## Your task
Copy out each line in the material below that has the word "答出三点即可".

## Records shown
┏━━

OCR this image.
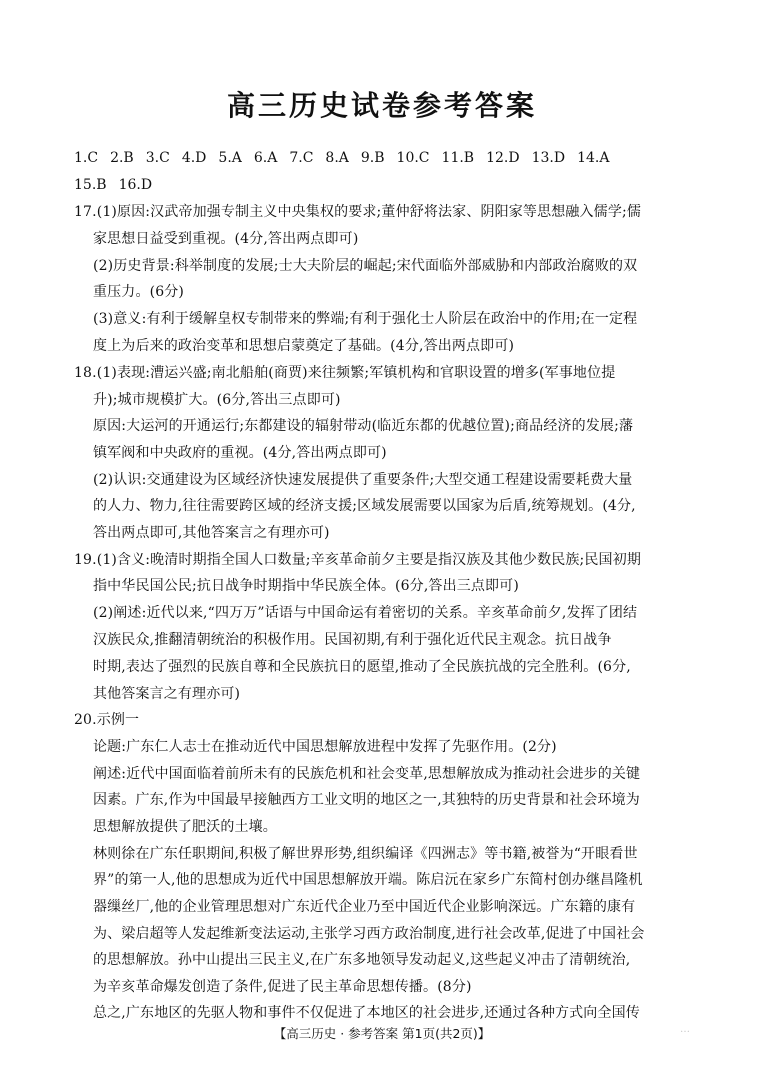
高三历史试卷参考答案
1.C 2.B 3.C 4.D 5.A 6.A 7.C 8.A 9.B 10.C 11.B 12.D 13.D 14.A
15.B 16.D
17.(1)原因:汉武帝加强专制主义中央集权的要求;董仲舒将法家、阴阳家等思想融入儒学;儒
家思想日益受到重视。(4分,答出两点即可)
(2)历史背景:科举制度的发展;士大夫阶层的崛起;宋代面临外部威胁和内部政治腐败的双
重压力。(6分)
(3)意义:有利于缓解皇权专制带来的弊端;有利于强化士人阶层在政治中的作用;在一定程
度上为后来的政治变革和思想启蒙奠定了基础。(4分,答出两点即可)
18.(1)表现:漕运兴盛;南北船舶(商贾)来往频繁;军镇机构和官职设置的增多(军事地位提
升);城市规模扩大。(6分,答出三点即可)
原因:大运河的开通运行;东都建设的辐射带动(临近东都的优越位置);商品经济的发展;藩
镇军阀和中央政府的重视。(4分,答出两点即可)
(2)认识:交通建设为区域经济快速发展提供了重要条件;大型交通工程建设需要耗费大量
的人力、物力,往往需要跨区域的经济支援;区域发展需要以国家为后盾,统筹规划。(4分,
答出两点即可,其他答案言之有理亦可)
19.(1)含义:晚清时期指全国人口数量;辛亥革命前夕主要是指汉族及其他少数民族;民国初期
指中华民国公民;抗日战争时期指中华民族全体。(6分,答出三点即可)
(2)阐述:近代以来,“四万万”话语与中国命运有着密切的关系。辛亥革命前夕,发挥了团结
汉族民众,推翻清朝统治的积极作用。民国初期,有利于强化近代民主观念。抗日战争
时期,表达了强烈的民族自尊和全民族抗日的愿望,推动了全民族抗战的完全胜利。(6分,
其他答案言之有理亦可)
20.示例一
论题:广东仁人志士在推动近代中国思想解放进程中发挥了先驱作用。(2分)
阐述:近代中国面临着前所未有的民族危机和社会变革,思想解放成为推动社会进步的关键
因素。广东,作为中国最早接触西方工业文明的地区之一,其独特的历史背景和社会环境为
思想解放提供了肥沃的土壤。
林则徐在广东任职期间,积极了解世界形势,组织编译《四洲志》等书籍,被誉为“开眼看世
界”的第一人,他的思想成为近代中国思想解放开端。陈启沅在家乡广东简村创办继昌隆机
器缫丝厂,他的企业管理思想对广东近代企业乃至中国近代企业影响深远。广东籍的康有
为、梁启超等人发起维新变法运动,主张学习西方政治制度,进行社会改革,促进了中国社会
的思想解放。孙中山提出三民主义,在广东多地领导发动起义,这些起义冲击了清朝统治,
为辛亥革命爆发创造了条件,促进了民主革命思想传播。(8分)
总之,广东地区的先驱人物和事件不仅促进了本地区的社会进步,还通过各种方式向全国传
【高三历史 · 参考答案 第1页(共2页)】	…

┗━━

## Problem solution
升);城市规模扩大。(6分,答出三点即可)
指中华民国公民;抗日战争时期指中华民族全体。(6分,答出三点即可)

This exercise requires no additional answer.